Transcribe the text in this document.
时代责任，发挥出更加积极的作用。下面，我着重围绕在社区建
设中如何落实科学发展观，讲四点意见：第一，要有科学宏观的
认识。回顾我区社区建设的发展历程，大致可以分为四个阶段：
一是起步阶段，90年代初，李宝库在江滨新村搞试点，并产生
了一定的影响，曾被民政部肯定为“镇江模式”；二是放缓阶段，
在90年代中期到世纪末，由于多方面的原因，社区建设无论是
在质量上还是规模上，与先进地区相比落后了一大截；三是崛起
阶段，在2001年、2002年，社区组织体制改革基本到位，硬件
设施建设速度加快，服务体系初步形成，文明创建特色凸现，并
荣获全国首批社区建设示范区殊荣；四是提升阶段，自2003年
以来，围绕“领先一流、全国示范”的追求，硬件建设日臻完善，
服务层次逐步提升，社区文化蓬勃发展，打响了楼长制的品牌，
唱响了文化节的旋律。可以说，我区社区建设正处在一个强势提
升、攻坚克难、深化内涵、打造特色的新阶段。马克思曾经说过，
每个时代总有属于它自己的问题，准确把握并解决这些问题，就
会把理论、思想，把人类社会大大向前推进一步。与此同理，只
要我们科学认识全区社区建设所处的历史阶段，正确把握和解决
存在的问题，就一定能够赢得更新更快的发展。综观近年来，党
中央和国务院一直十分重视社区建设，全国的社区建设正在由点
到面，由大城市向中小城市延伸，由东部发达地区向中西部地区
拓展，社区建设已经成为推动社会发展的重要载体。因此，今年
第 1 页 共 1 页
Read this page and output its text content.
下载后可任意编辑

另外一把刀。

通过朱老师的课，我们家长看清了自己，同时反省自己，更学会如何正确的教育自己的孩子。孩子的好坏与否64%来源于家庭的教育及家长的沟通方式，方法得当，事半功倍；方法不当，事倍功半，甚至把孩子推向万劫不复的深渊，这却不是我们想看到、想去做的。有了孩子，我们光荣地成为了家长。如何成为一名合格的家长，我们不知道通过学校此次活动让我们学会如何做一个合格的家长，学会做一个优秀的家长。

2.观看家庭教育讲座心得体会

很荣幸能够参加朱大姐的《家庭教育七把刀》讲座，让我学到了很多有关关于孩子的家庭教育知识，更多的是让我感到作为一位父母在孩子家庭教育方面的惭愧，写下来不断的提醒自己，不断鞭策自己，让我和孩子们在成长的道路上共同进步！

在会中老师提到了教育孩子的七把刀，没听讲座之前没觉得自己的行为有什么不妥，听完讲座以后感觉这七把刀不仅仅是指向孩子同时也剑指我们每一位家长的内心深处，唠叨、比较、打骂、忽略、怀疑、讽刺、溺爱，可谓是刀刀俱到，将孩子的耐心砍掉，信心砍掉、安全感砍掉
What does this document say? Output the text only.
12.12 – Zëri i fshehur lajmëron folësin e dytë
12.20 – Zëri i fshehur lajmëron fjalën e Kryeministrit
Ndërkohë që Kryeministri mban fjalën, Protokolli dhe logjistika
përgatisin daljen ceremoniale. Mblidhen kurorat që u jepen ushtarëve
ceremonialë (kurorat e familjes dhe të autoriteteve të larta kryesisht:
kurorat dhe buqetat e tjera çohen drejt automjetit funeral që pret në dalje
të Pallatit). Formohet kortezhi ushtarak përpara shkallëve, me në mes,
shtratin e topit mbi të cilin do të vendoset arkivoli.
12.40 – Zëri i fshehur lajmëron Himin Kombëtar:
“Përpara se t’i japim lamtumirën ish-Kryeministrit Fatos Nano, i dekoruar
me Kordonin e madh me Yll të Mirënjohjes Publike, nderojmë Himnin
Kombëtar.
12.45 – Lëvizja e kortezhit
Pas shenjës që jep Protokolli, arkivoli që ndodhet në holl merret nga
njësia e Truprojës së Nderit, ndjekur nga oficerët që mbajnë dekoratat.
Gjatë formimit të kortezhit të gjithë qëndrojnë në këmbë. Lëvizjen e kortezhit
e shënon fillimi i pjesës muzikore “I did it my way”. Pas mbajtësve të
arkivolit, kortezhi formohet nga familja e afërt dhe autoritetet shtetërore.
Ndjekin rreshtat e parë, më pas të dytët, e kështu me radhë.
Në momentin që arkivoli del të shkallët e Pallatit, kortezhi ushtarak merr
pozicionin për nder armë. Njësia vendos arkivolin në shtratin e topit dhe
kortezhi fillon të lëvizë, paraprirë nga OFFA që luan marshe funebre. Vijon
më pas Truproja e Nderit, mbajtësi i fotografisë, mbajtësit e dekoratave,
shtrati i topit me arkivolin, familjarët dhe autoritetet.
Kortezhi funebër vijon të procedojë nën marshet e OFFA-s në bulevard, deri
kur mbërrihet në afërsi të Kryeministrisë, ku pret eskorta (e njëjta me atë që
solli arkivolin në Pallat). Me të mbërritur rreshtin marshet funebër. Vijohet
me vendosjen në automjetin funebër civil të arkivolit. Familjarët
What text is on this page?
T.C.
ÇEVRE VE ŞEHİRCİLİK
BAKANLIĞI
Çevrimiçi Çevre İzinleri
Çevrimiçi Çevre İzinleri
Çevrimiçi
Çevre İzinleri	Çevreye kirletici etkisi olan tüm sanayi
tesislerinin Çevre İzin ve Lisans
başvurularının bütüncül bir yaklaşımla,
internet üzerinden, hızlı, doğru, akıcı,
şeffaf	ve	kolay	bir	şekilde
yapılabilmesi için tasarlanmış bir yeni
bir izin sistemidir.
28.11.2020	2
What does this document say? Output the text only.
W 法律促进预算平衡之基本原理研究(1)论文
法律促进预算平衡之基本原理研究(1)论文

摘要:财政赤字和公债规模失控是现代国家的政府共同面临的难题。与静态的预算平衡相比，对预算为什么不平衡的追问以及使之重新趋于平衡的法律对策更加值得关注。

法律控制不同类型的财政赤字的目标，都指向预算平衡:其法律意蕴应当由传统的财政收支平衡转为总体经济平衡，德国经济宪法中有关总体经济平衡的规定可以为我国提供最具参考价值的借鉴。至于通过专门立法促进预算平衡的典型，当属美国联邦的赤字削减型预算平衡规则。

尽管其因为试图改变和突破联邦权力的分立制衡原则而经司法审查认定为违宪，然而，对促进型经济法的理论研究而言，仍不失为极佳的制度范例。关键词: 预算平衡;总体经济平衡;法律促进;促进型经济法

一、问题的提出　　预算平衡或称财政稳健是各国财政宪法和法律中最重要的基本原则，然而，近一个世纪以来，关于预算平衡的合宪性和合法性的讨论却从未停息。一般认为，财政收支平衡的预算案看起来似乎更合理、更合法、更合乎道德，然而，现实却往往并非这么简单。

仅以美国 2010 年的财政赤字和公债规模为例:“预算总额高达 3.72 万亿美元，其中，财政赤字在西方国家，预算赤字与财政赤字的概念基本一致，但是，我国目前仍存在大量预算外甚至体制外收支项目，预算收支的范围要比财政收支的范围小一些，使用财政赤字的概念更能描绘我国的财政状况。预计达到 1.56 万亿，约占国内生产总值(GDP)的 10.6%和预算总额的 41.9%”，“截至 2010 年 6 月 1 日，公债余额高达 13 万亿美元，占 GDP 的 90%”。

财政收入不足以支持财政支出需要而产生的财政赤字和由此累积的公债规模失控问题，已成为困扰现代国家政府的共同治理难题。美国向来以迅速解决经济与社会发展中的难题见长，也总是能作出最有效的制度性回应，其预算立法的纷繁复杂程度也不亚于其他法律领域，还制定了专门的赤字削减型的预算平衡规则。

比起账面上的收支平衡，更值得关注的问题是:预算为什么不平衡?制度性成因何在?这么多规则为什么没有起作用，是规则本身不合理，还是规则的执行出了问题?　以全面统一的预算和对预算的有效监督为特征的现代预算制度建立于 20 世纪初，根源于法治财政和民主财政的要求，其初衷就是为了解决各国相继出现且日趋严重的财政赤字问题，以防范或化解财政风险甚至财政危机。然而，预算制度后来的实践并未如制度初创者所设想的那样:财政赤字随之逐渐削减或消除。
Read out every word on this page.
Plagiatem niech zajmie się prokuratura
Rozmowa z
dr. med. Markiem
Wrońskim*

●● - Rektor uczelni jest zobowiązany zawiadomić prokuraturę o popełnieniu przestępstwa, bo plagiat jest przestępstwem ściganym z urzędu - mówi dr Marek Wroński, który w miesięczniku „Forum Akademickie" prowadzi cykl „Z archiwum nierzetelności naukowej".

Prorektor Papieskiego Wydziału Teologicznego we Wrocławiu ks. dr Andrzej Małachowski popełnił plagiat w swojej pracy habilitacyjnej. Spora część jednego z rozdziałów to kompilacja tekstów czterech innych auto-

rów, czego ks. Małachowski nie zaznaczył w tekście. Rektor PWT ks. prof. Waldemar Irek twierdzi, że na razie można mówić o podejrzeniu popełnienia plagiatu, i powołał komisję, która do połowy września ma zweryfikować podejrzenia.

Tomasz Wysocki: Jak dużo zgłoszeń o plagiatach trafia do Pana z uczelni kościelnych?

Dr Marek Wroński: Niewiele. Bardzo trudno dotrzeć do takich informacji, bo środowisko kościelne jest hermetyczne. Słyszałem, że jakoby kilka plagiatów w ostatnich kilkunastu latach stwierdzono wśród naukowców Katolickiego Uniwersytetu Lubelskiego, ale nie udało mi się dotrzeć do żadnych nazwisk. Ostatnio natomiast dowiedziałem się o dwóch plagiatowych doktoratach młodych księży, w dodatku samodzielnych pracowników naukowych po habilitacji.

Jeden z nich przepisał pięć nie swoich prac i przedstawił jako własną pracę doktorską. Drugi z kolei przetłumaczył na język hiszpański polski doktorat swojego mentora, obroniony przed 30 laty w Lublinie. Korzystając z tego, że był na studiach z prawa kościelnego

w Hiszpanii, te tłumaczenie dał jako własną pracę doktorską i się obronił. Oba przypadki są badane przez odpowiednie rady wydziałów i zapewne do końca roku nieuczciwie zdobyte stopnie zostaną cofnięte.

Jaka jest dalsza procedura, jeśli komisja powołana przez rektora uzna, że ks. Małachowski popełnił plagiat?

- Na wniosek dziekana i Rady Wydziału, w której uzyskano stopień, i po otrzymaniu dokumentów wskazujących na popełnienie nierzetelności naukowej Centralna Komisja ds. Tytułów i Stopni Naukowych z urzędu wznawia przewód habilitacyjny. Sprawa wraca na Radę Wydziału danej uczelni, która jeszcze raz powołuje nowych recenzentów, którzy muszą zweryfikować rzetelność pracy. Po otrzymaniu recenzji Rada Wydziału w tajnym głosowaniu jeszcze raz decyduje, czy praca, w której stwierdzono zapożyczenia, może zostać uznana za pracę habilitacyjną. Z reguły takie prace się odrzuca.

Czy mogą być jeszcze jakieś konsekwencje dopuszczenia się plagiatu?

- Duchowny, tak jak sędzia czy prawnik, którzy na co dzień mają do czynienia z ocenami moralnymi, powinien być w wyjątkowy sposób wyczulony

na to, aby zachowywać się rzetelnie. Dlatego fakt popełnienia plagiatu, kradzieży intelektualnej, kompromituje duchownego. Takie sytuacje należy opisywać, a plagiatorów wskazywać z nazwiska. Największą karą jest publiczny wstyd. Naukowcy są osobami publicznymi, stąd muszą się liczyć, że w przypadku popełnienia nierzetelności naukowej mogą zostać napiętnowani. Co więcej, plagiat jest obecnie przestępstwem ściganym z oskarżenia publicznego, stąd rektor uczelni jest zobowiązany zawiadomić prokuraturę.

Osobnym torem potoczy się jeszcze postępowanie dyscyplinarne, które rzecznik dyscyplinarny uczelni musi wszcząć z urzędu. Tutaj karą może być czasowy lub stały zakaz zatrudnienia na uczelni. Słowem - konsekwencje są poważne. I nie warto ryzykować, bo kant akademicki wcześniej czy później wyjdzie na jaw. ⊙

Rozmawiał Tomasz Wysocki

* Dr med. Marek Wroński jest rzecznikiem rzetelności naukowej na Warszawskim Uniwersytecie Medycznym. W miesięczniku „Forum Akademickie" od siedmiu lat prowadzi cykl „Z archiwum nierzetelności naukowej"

★ ★ ★

Problem:
Which lines above contain the word "OFFA"? Copy each of them.

Answer:
kortezhi fillon të lëvizë, paraprirë nga OFFA që luan marshe funebre. Vijon
Kortezhi funebër vijon të procedojë nën marshet e OFFA-s në bulevard, deri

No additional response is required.